### Problem requirements
Reproduce all of the records exactly.

── Dataset records ──

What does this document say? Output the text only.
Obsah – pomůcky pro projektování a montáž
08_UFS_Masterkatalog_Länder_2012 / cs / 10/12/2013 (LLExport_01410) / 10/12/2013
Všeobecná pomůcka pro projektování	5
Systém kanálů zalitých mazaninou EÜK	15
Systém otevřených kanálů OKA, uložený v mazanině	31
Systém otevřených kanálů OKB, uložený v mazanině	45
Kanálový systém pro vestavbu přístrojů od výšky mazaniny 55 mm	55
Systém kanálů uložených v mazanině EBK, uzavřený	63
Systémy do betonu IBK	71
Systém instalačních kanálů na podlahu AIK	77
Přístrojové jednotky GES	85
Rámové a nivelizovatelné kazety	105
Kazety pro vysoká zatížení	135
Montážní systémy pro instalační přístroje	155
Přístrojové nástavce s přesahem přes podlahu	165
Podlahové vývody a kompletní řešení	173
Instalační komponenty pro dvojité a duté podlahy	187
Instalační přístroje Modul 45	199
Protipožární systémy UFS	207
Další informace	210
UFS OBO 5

───

### Output
What does this document say? Output the text only.
Obsah – pomůcky pro projektování a montáž
08_UFS_Masterkatalog_Länder_2012 / cs / 10/12/2013 (LLExport_01410) / 10/12/2013
Všeobecná pomůcka pro projektování	5
Systém kanálů zalitých mazaninou EÜK	15
Systém otevřených kanálů OKA, uložený v mazanině	31
Systém otevřených kanálů OKB, uložený v mazanině	45
Kanálový systém pro vestavbu přístrojů od výšky mazaniny 55 mm	55
Systém kanálů uložených v mazanině EBK, uzavřený	63
Systémy do betonu IBK	71
Systém instalačních kanálů na podlahu AIK	77
Přístrojové jednotky GES	85
Rámové a nivelizovatelné kazety	105
Kazety pro vysoká zatížení	135
Montážní systémy pro instalační přístroje	155
Přístrojové nástavce s přesahem přes podlahu	165
Podlahové vývody a kompletní řešení	173
Instalační komponenty pro dvojité a duté podlahy	187
Instalační přístroje Modul 45	199
Protipožární systémy UFS	207
Další informace	210
UFS OBO 5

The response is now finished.